::: Listed entries

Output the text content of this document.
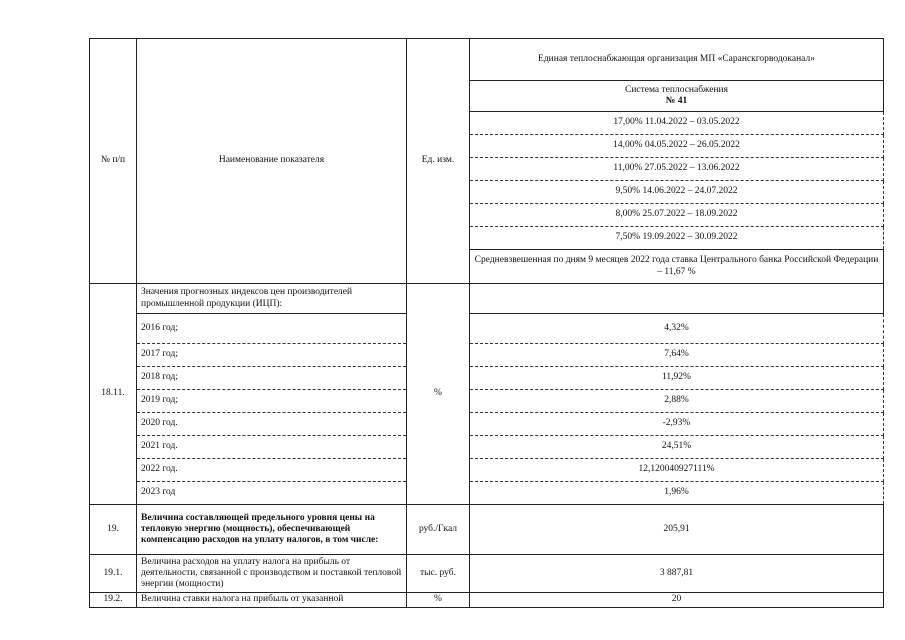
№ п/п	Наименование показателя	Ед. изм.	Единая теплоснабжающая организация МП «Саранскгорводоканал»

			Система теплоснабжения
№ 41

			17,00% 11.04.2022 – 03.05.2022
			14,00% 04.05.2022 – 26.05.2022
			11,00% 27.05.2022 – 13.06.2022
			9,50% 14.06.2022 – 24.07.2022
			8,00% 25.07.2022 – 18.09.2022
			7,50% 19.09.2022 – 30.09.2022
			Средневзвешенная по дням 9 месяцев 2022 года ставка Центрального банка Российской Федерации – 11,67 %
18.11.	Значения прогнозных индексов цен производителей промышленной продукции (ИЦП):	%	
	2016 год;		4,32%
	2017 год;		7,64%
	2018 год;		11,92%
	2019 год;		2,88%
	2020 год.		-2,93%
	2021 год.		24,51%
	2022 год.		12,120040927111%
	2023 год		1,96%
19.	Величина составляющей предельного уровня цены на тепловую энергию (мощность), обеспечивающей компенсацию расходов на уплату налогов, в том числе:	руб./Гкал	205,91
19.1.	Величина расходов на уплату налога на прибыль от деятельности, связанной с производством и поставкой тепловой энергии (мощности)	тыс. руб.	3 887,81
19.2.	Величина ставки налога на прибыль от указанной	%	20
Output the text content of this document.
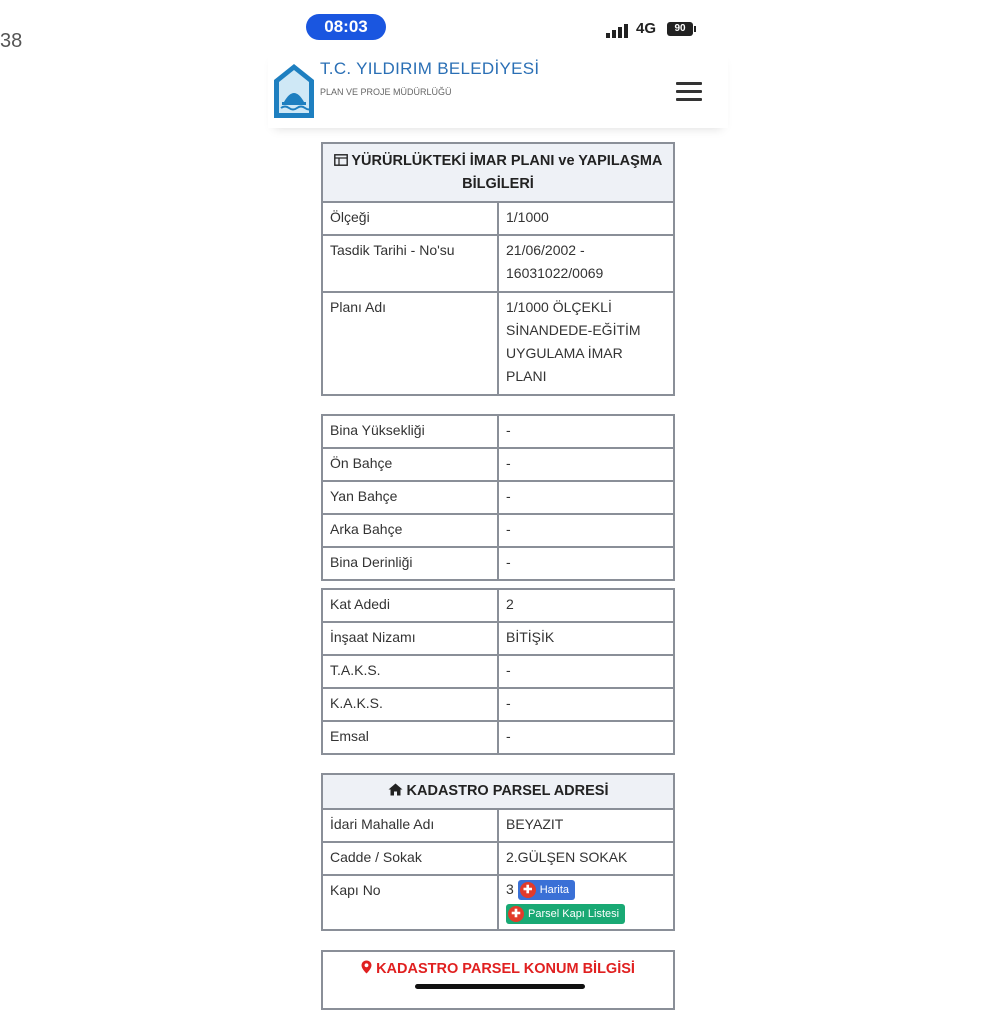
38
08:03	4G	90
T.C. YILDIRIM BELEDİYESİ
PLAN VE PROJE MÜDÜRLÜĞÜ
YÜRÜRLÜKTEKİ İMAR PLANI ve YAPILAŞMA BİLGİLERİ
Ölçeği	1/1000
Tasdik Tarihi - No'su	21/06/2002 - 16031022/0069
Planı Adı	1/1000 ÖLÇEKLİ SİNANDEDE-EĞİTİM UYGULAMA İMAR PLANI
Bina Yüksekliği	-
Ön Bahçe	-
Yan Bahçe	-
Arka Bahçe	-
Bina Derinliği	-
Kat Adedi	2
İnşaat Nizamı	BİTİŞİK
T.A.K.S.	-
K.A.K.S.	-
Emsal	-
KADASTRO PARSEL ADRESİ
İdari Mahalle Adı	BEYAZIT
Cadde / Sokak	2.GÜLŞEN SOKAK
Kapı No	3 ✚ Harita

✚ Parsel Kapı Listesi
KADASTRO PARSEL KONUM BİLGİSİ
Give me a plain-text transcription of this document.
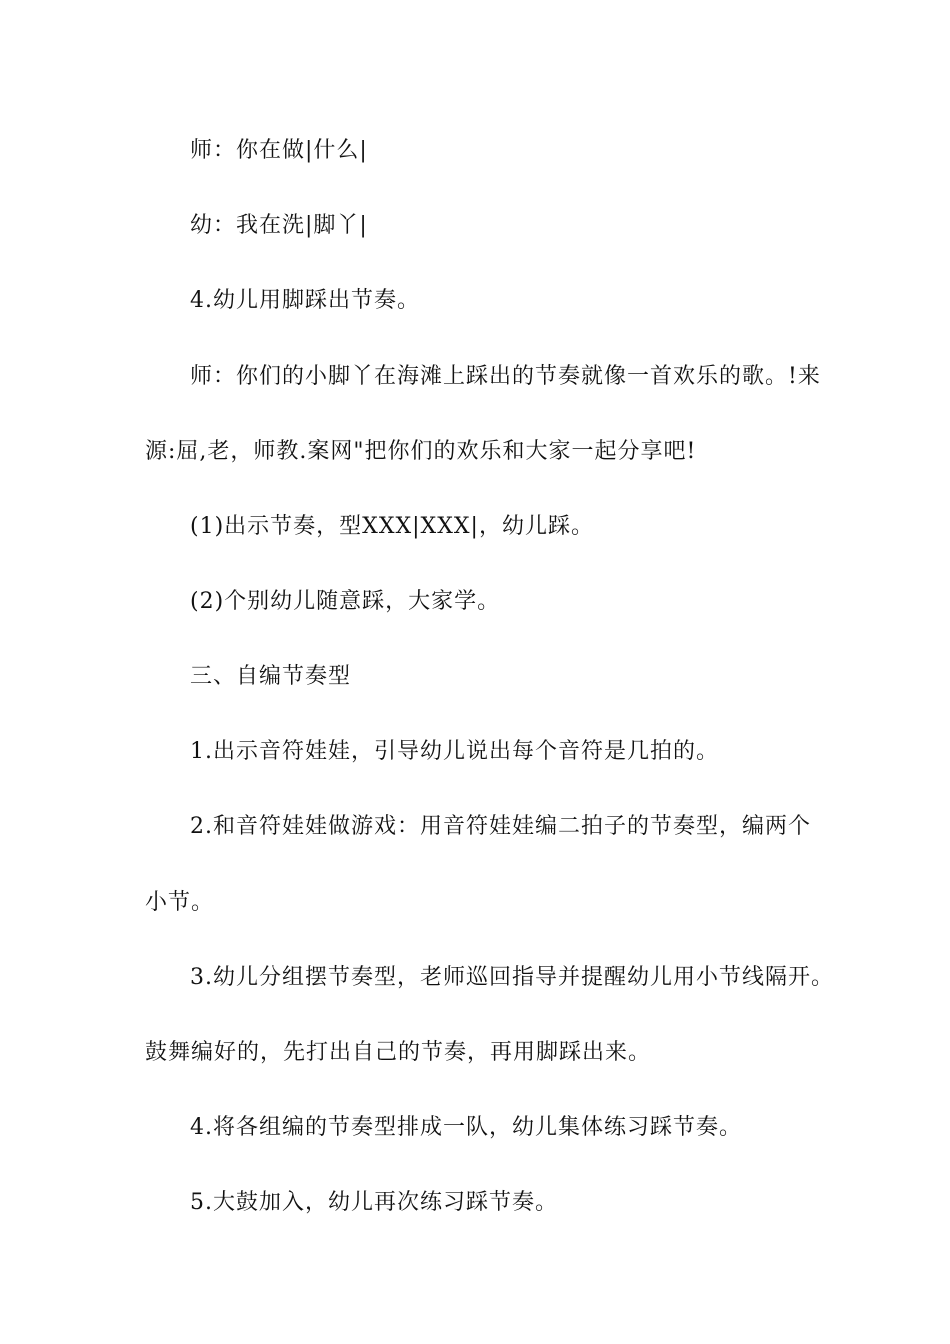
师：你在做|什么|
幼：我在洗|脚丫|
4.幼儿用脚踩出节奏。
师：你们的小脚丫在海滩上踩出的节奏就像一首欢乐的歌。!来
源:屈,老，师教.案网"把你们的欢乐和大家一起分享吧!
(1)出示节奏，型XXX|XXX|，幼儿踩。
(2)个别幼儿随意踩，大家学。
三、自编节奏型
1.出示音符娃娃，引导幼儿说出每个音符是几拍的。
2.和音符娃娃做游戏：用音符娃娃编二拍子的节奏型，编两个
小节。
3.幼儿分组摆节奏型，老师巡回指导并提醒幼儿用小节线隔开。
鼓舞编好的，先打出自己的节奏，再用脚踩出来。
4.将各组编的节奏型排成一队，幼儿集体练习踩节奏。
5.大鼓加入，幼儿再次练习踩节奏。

::::::

> [Exercise goal]: Copy each line of the listing that contains the string "расходов".

> [Complete response]:
19.	Величина составляющей предельного уровня цены на тепловую энергию (мощность), обеспечивающей компенсацию расходов на уплату налогов, в том числе:	руб./Гкал	205,91
19.1.	Величина расходов на уплату налога на прибыль от деятельности, связанной с производством и поставкой тепловой энергии (мощности)	тыс. руб.	3 887,81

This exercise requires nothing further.